Objective: Separate out the lines that hold "level".

Records about charts and figures:
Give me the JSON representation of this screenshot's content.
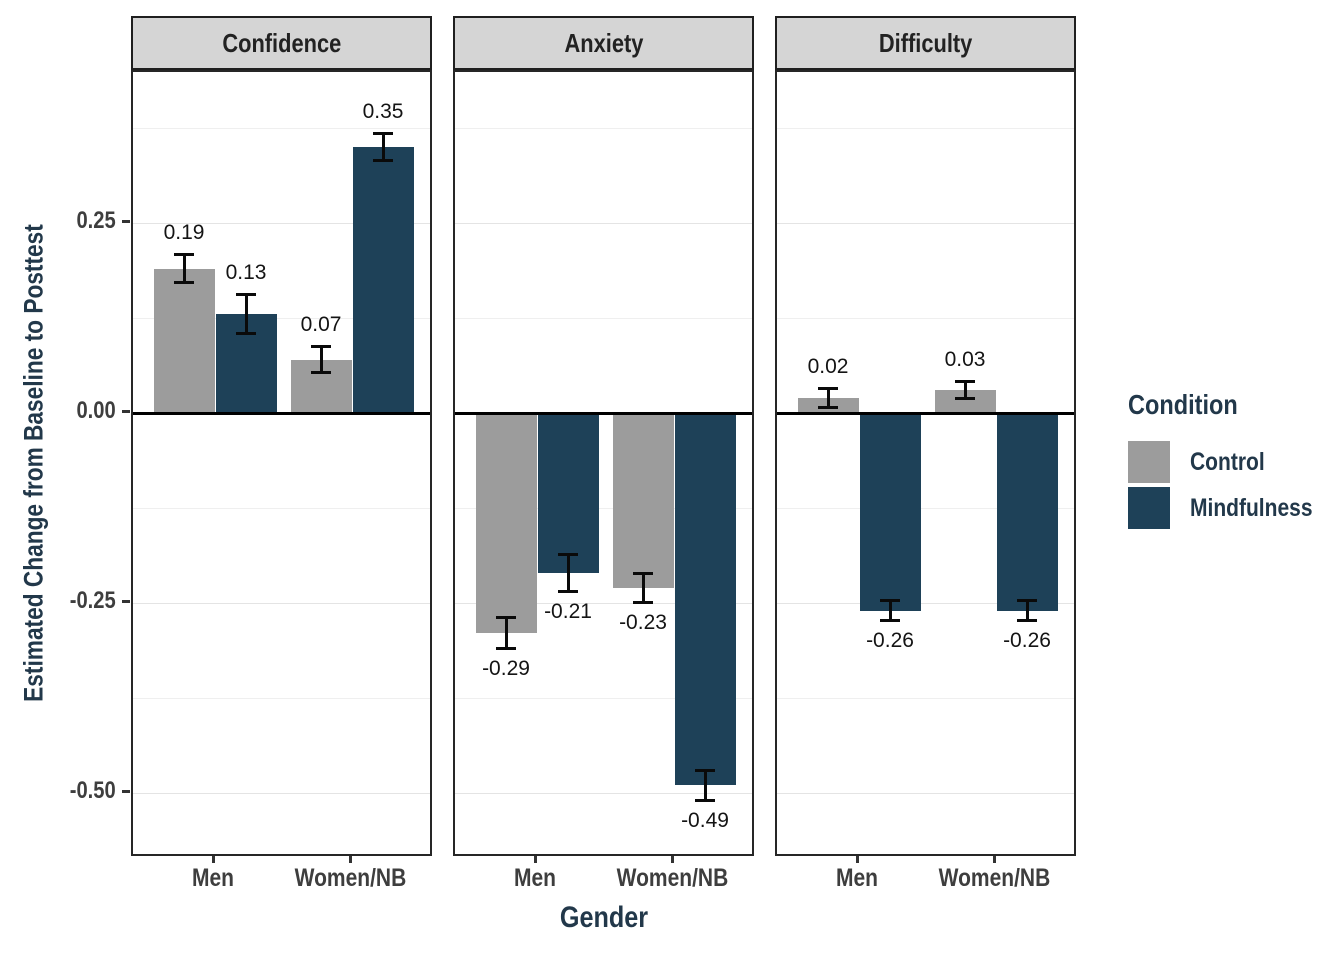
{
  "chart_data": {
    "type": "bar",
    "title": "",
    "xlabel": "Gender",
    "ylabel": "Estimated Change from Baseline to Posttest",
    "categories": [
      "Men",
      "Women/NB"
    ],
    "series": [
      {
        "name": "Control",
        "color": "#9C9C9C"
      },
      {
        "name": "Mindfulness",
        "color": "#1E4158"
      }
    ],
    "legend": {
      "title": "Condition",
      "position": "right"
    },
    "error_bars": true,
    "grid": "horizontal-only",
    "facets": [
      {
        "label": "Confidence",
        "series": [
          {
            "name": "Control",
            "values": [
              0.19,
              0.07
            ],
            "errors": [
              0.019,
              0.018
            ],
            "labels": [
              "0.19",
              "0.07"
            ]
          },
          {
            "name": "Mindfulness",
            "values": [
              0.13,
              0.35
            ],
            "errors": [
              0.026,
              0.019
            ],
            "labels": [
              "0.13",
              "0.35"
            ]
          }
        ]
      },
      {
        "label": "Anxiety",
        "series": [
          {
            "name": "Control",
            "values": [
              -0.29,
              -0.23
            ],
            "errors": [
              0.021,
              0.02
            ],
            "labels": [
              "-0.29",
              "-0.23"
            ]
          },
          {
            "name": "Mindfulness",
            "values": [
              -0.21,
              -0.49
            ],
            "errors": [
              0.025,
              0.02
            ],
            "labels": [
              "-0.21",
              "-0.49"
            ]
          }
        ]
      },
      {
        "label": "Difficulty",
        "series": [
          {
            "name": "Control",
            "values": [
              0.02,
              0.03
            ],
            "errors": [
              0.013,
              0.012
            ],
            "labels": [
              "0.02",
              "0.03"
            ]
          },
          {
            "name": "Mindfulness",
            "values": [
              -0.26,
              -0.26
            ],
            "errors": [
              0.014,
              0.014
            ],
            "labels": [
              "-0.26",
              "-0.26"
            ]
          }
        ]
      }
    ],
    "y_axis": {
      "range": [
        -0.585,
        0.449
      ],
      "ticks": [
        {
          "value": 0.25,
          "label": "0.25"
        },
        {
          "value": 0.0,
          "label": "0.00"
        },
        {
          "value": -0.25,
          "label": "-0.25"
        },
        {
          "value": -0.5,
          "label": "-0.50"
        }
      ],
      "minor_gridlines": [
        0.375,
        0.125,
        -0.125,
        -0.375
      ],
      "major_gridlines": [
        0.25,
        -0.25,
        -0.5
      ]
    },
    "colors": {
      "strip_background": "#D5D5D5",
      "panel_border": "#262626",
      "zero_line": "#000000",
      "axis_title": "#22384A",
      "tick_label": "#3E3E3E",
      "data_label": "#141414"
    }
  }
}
* * *
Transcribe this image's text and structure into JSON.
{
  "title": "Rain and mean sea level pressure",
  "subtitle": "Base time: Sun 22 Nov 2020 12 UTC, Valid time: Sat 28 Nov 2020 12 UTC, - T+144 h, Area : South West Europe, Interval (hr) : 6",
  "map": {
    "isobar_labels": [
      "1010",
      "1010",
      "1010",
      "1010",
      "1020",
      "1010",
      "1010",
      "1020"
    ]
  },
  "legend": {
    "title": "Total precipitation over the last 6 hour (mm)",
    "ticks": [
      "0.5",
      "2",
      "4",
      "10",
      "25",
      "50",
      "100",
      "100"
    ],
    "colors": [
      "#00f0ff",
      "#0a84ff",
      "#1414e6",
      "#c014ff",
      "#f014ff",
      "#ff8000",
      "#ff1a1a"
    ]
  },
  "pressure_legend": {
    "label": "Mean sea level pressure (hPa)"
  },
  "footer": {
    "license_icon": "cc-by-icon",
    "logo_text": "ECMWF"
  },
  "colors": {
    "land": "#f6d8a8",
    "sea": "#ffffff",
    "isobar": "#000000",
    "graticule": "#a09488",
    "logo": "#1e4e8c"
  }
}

Written answer:
  "title": "Rain and mean sea level pressure",
    "label": "Mean sea level pressure (hPa)"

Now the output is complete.